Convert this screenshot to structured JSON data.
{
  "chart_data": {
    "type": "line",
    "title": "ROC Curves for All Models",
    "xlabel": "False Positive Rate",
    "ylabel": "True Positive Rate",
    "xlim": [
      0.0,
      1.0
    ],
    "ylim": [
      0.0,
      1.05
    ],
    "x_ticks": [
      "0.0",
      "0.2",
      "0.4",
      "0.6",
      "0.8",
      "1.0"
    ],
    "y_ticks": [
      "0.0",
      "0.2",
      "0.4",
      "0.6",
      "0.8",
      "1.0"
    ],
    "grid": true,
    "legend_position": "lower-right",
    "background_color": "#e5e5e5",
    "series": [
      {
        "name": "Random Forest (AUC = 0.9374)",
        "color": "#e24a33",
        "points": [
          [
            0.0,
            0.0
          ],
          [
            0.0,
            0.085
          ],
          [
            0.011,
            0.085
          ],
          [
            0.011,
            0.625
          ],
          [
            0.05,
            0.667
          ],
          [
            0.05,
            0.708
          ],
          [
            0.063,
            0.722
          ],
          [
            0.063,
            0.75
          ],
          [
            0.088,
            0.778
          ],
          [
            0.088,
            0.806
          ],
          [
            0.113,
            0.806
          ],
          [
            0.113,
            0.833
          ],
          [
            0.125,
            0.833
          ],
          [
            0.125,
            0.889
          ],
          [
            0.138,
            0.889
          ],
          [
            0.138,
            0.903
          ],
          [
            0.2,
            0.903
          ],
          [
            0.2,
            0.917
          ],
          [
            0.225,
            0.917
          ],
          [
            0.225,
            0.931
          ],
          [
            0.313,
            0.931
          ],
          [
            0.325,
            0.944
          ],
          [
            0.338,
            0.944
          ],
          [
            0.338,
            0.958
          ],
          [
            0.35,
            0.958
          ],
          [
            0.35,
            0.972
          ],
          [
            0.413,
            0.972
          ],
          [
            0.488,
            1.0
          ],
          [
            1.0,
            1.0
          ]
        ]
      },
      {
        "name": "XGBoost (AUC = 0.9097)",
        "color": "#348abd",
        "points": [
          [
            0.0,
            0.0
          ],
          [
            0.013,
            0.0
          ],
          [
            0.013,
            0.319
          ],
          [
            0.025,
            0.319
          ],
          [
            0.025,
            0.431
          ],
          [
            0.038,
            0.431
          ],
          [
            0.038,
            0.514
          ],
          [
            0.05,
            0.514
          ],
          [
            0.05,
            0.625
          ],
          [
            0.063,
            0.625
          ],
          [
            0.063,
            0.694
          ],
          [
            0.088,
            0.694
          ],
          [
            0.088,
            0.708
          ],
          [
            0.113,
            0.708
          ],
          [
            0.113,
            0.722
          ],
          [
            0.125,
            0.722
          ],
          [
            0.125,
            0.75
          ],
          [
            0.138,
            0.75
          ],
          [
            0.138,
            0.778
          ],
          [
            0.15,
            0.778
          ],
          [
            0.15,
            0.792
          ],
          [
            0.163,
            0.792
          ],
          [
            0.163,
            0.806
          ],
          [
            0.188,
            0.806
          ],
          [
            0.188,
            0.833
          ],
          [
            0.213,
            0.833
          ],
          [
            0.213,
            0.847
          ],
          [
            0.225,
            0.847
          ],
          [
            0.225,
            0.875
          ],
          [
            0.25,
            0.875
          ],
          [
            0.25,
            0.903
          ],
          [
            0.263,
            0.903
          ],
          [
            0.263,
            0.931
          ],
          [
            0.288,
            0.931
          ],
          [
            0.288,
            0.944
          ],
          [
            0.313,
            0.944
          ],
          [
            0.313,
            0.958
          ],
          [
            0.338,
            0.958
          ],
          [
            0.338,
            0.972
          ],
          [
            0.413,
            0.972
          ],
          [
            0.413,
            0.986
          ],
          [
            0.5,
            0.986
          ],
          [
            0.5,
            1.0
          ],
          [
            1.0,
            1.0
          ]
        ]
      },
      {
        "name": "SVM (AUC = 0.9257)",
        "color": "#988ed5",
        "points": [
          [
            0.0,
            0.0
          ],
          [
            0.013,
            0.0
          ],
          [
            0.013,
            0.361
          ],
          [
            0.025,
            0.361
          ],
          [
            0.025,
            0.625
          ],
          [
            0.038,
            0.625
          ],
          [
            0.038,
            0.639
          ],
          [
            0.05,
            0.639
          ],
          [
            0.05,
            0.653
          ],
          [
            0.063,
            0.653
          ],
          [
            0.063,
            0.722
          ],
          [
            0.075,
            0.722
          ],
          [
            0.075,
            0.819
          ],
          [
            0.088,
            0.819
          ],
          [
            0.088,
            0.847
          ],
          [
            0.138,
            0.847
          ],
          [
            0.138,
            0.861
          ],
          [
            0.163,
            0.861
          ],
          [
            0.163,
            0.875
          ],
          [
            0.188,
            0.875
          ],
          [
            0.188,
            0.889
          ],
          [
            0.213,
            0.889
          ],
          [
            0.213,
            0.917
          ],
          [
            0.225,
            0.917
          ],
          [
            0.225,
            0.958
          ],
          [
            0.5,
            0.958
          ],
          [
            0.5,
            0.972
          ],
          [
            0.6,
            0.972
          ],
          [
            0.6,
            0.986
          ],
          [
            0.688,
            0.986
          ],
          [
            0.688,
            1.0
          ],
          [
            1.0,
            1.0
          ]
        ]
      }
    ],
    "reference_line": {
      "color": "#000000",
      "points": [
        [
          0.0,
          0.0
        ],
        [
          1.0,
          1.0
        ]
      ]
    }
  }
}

+++++

Print the whole listing again, exactly.

Convert this screenshot to structured JSON data.
{
  "chart_data": {
    "type": "line",
    "title": "ROC Curves for All Models",
    "xlabel": "False Positive Rate",
    "ylabel": "True Positive Rate",
    "xlim": [
      0.0,
      1.0
    ],
    "ylim": [
      0.0,
      1.05
    ],
    "x_ticks": [
      "0.0",
      "0.2",
      "0.4",
      "0.6",
      "0.8",
      "1.0"
    ],
    "y_ticks": [
      "0.0",
      "0.2",
      "0.4",
      "0.6",
      "0.8",
      "1.0"
    ],
    "grid": true,
    "legend_position": "lower-right",
    "background_color": "#e5e5e5",
    "series": [
      {
        "name": "Random Forest (AUC = 0.9374)",
        "color": "#e24a33",
        "points": [
          [
            0.0,
            0.0
          ],
          [
            0.0,
            0.085
          ],
          [
            0.011,
            0.085
          ],
          [
            0.011,
            0.625
          ],
          [
            0.05,
            0.667
          ],
          [
            0.05,
            0.708
          ],
          [
            0.063,
            0.722
          ],
          [
            0.063,
            0.75
          ],
          [
            0.088,
            0.778
          ],
          [
            0.088,
            0.806
          ],
          [
            0.113,
            0.806
          ],
          [
            0.113,
            0.833
          ],
          [
            0.125,
            0.833
          ],
          [
            0.125,
            0.889
          ],
          [
            0.138,
            0.889
          ],
          [
            0.138,
            0.903
          ],
          [
            0.2,
            0.903
          ],
          [
            0.2,
            0.917
          ],
          [
            0.225,
            0.917
          ],
          [
            0.225,
            0.931
          ],
          [
            0.313,
            0.931
          ],
          [
            0.325,
            0.944
          ],
          [
            0.338,
            0.944
          ],
          [
            0.338,
            0.958
          ],
          [
            0.35,
            0.958
          ],
          [
            0.35,
            0.972
          ],
          [
            0.413,
            0.972
          ],
          [
            0.488,
            1.0
          ],
          [
            1.0,
            1.0
          ]
        ]
      },
      {
        "name": "XGBoost (AUC = 0.9097)",
        "color": "#348abd",
        "points": [
          [
            0.0,
            0.0
          ],
          [
            0.013,
            0.0
          ],
          [
            0.013,
            0.319
          ],
          [
            0.025,
            0.319
          ],
          [
            0.025,
            0.431
          ],
          [
            0.038,
            0.431
          ],
          [
            0.038,
            0.514
          ],
          [
            0.05,
            0.514
          ],
          [
            0.05,
            0.625
          ],
          [
            0.063,
            0.625
          ],
          [
            0.063,
            0.694
          ],
          [
            0.088,
            0.694
          ],
          [
            0.088,
            0.708
          ],
          [
            0.113,
            0.708
          ],
          [
            0.113,
            0.722
          ],
          [
            0.125,
            0.722
          ],
          [
            0.125,
            0.75
          ],
          [
            0.138,
            0.75
          ],
          [
            0.138,
            0.778
          ],
          [
            0.15,
            0.778
          ],
          [
            0.15,
            0.792
          ],
          [
            0.163,
            0.792
          ],
          [
            0.163,
            0.806
          ],
          [
            0.188,
            0.806
          ],
          [
            0.188,
            0.833
          ],
          [
            0.213,
            0.833
          ],
          [
            0.213,
            0.847
          ],
          [
            0.225,
            0.847
          ],
          [
            0.225,
            0.875
          ],
          [
            0.25,
            0.875
          ],
          [
            0.25,
            0.903
          ],
          [
            0.263,
            0.903
          ],
          [
            0.263,
            0.931
          ],
          [
            0.288,
            0.931
          ],
          [
            0.288,
            0.944
          ],
          [
            0.313,
            0.944
          ],
          [
            0.313,
            0.958
          ],
          [
            0.338,
            0.958
          ],
          [
            0.338,
            0.972
          ],
          [
            0.413,
            0.972
          ],
          [
            0.413,
            0.986
          ],
          [
            0.5,
            0.986
          ],
          [
            0.5,
            1.0
          ],
          [
            1.0,
            1.0
          ]
        ]
      },
      {
        "name": "SVM (AUC = 0.9257)",
        "color": "#988ed5",
        "points": [
          [
            0.0,
            0.0
          ],
          [
            0.013,
            0.0
          ],
          [
            0.013,
            0.361
          ],
          [
            0.025,
            0.361
          ],
          [
            0.025,
            0.625
          ],
          [
            0.038,
            0.625
          ],
          [
            0.038,
            0.639
          ],
          [
            0.05,
            0.639
          ],
          [
            0.05,
            0.653
          ],
          [
            0.063,
            0.653
          ],
          [
            0.063,
            0.722
          ],
          [
            0.075,
            0.722
          ],
          [
            0.075,
            0.819
          ],
          [
            0.088,
            0.819
          ],
          [
            0.088,
            0.847
          ],
          [
            0.138,
            0.847
          ],
          [
            0.138,
            0.861
          ],
          [
            0.163,
            0.861
          ],
          [
            0.163,
            0.875
          ],
          [
            0.188,
            0.875
          ],
          [
            0.188,
            0.889
          ],
          [
            0.213,
            0.889
          ],
          [
            0.213,
            0.917
          ],
          [
            0.225,
            0.917
          ],
          [
            0.225,
            0.958
          ],
          [
            0.5,
            0.958
          ],
          [
            0.5,
            0.972
          ],
          [
            0.6,
            0.972
          ],
          [
            0.6,
            0.986
          ],
          [
            0.688,
            0.986
          ],
          [
            0.688,
            1.0
          ],
          [
            1.0,
            1.0
          ]
        ]
      }
    ],
    "reference_line": {
      "color": "#000000",
      "points": [
        [
          0.0,
          0.0
        ],
        [
          1.0,
          1.0
        ]
      ]
    }
  }
}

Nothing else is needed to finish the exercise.